==== Record excerpts ====

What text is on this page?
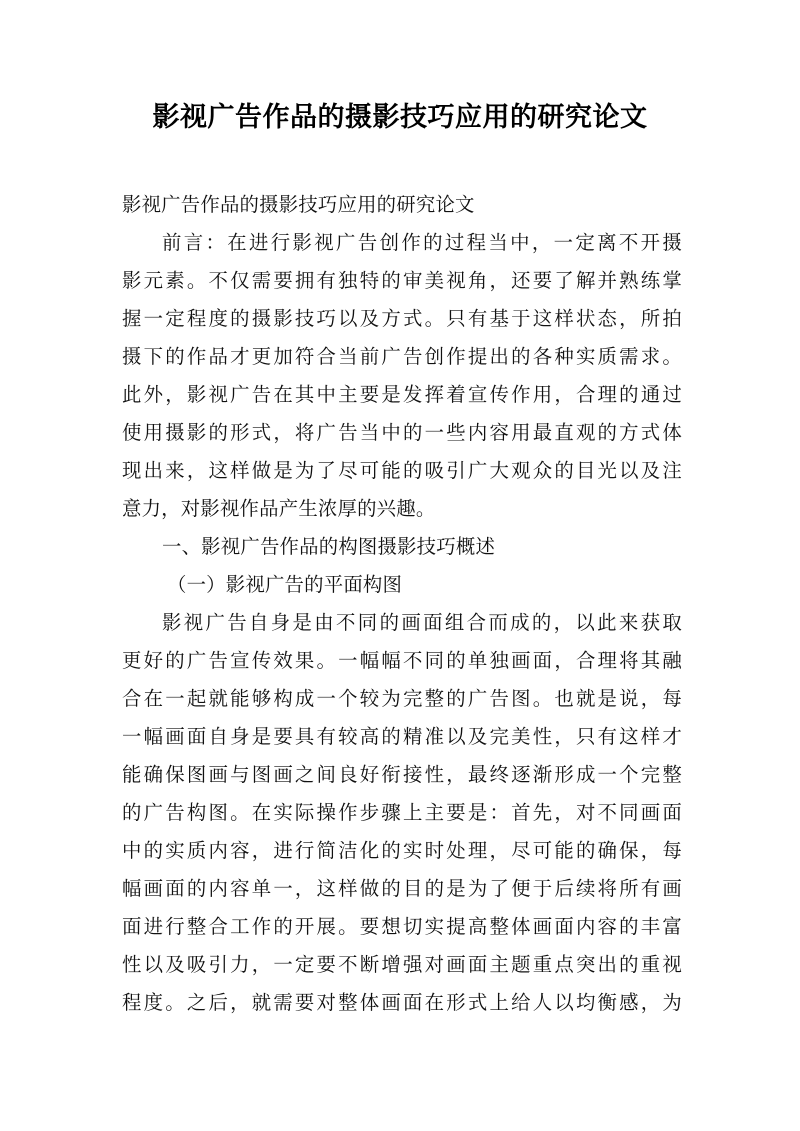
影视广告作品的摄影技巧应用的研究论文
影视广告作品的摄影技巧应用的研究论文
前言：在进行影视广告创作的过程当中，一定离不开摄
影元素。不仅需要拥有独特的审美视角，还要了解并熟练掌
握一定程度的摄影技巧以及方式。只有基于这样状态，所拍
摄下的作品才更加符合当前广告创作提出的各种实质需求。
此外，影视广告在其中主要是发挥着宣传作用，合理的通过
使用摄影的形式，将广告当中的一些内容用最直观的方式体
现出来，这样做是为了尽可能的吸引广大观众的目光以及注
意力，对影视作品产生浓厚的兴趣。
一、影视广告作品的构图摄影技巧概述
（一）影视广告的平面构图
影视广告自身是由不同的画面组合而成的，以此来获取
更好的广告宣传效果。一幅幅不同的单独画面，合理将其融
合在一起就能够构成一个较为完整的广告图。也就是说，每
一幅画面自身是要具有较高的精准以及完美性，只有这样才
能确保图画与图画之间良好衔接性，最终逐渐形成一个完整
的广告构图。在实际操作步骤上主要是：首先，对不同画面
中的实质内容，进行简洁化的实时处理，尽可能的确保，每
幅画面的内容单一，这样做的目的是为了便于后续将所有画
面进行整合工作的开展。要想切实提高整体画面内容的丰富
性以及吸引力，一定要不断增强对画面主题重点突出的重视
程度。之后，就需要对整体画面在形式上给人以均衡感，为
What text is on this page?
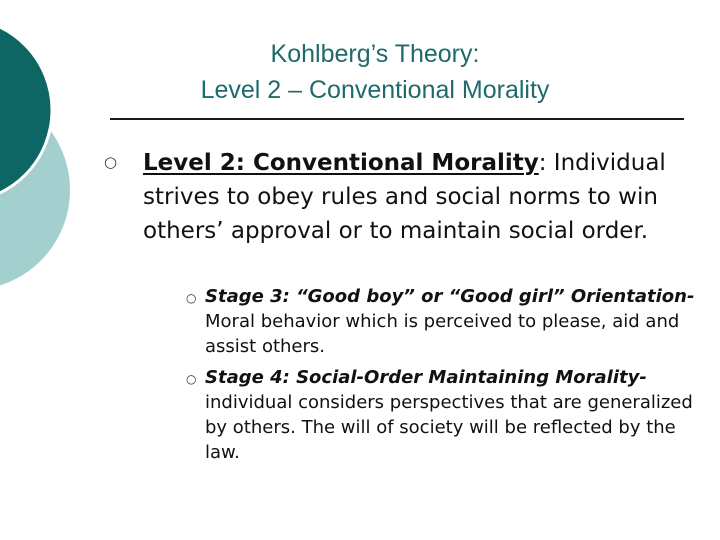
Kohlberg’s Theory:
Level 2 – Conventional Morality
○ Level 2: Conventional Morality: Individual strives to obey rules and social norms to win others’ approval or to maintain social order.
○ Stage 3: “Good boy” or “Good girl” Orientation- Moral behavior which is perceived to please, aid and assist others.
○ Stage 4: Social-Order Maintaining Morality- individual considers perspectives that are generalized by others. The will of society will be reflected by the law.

====

▶ [What the task requires]:
The data should be printed again unchanged; leave its pictures out.

▶ [Final result]:
What text is on this page?
影视广告作品的摄影技巧应用的研究论文
影视广告作品的摄影技巧应用的研究论文
前言：在进行影视广告创作的过程当中，一定离不开摄
影元素。不仅需要拥有独特的审美视角，还要了解并熟练掌
握一定程度的摄影技巧以及方式。只有基于这样状态，所拍
摄下的作品才更加符合当前广告创作提出的各种实质需求。
此外，影视广告在其中主要是发挥着宣传作用，合理的通过
使用摄影的形式，将广告当中的一些内容用最直观的方式体
现出来，这样做是为了尽可能的吸引广大观众的目光以及注
意力，对影视作品产生浓厚的兴趣。
一、影视广告作品的构图摄影技巧概述
（一）影视广告的平面构图
影视广告自身是由不同的画面组合而成的，以此来获取
更好的广告宣传效果。一幅幅不同的单独画面，合理将其融
合在一起就能够构成一个较为完整的广告图。也就是说，每
一幅画面自身是要具有较高的精准以及完美性，只有这样才
能确保图画与图画之间良好衔接性，最终逐渐形成一个完整
的广告构图。在实际操作步骤上主要是：首先，对不同画面
中的实质内容，进行简洁化的实时处理，尽可能的确保，每
幅画面的内容单一，这样做的目的是为了便于后续将所有画
面进行整合工作的开展。要想切实提高整体画面内容的丰富
性以及吸引力，一定要不断增强对画面主题重点突出的重视
程度。之后，就需要对整体画面在形式上给人以均衡感，为
What text is on this page?
Kohlberg’s Theory:
Level 2 – Conventional Morality
○ Level 2: Conventional Morality: Individual strives to obey rules and social norms to win others’ approval or to maintain social order.
○ Stage 3: “Good boy” or “Good girl” Orientation- Moral behavior which is perceived to please, aid and assist others.
○ Stage 4: Social-Order Maintaining Morality- individual considers perspectives that are generalized by others. The will of society will be reflected by the law.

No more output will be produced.